(PASSAGE FOR REVIEW)
Propecia Rally New Zealand (RNZ) is taking a long hard look at the changes recommended by the World Motorsport Council of the FIA in Paris, with many of them impacting on the New Zealand round of the World Rally Championship (WRC).

Newly elected World Rally Championship Commission President Morrie Chandler returned from Paris today and immediately met with Rally NZ officials to discuss the future direction of the sport under his guidance.

RNZ Clerk of the Course Willard Martin says the message out of the Paris meeting with three popular events axed and radical changes mooted is clear; Rally New Zealand must raise the bar if they are to continue as a round of the WRC, regardless of who is in the President’s chair.

“Our focus from a sporting perspective is to ensure that our event is the best on the calendar and one that the drivers, teams and spectators love returning to. The departure of Cyprus, Turkey and in particular the superbly run Australian event should be a warning to us all that no event has a right to continued inclusion on the WRC calendar. November this year in Hamilton becomes an even greater focus for us.”

Martin says the sporting decisions made in Paris are largely based on cost saving but will impact on the running of the New Zealand event.
(End PASSAGE FOR REVIEW)
(THE DATA)
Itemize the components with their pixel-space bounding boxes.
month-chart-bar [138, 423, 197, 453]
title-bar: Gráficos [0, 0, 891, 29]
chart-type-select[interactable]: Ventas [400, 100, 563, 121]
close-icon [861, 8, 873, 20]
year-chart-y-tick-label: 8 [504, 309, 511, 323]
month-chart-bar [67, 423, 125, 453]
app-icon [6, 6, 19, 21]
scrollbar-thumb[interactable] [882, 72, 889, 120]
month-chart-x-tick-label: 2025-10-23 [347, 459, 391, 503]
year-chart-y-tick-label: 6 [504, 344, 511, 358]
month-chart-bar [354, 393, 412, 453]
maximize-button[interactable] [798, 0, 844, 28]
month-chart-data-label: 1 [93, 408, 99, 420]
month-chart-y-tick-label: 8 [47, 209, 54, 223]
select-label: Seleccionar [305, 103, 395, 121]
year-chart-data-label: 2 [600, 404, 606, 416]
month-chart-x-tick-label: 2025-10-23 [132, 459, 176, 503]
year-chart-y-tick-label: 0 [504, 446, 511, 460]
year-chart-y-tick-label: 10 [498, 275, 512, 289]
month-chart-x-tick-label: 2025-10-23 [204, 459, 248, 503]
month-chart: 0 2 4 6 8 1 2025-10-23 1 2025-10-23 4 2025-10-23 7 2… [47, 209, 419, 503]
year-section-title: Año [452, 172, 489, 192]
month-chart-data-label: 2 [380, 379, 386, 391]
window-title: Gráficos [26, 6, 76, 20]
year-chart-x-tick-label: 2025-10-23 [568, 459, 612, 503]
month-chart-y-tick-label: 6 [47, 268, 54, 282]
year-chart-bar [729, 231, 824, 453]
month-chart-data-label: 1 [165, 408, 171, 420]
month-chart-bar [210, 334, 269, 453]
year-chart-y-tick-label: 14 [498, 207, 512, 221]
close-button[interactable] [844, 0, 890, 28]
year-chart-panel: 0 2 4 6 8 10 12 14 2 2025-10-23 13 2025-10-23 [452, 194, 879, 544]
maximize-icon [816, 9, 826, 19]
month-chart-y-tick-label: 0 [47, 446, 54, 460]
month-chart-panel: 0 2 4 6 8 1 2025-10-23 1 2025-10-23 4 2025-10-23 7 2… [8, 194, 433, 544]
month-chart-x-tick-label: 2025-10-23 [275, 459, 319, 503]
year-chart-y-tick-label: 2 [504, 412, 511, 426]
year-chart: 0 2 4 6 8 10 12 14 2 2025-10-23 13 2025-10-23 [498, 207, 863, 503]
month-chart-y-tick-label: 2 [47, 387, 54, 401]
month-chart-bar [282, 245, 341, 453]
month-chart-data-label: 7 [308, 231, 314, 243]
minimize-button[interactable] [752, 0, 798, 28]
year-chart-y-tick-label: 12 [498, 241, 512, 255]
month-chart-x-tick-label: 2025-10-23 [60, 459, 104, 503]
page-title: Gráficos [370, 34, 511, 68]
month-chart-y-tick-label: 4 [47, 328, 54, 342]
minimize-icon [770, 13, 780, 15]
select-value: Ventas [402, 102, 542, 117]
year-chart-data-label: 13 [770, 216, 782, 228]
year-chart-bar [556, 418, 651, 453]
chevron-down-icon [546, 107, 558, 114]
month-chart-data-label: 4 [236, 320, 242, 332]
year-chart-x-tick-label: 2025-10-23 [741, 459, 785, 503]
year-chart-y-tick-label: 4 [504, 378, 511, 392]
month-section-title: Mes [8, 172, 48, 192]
(End THE DATA)
HOW TO COMPLETE THIS TASK
Write out, word for word, the stretch of the Rally New Zealand article from "Propecia Rally New" through "under his guidance.".

WRITTEN SOLUTION
Propecia Rally New Zealand (RNZ) is taking a long hard look at the changes recommended by the World Motorsport Council of the FIA in Paris, with many of them impacting on the New Zealand round of the World Rally Championship (WRC).

Newly elected World Rally Championship Commission President Morrie Chandler returned from Paris today and immediately met with Rally NZ officials to discuss the future direction of the sport under his guidance.